▸ **Data section**
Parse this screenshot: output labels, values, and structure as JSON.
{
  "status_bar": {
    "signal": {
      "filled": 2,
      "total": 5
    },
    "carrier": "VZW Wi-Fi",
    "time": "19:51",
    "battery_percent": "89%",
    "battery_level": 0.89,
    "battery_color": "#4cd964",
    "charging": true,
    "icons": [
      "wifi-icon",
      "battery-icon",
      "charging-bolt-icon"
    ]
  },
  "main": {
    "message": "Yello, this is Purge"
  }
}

▸ **Given instruction**
Print the listing above in full, exactly as it is.

▸ **Response**
Parse this screenshot: output labels, values, and structure as JSON.
{
  "status_bar": {
    "signal": {
      "filled": 2,
      "total": 5
    },
    "carrier": "VZW Wi-Fi",
    "time": "19:51",
    "battery_percent": "89%",
    "battery_level": 0.89,
    "battery_color": "#4cd964",
    "charging": true,
    "icons": [
      "wifi-icon",
      "battery-icon",
      "charging-bolt-icon"
    ]
  },
  "main": {
    "message": "Yello, this is Purge"
  }
}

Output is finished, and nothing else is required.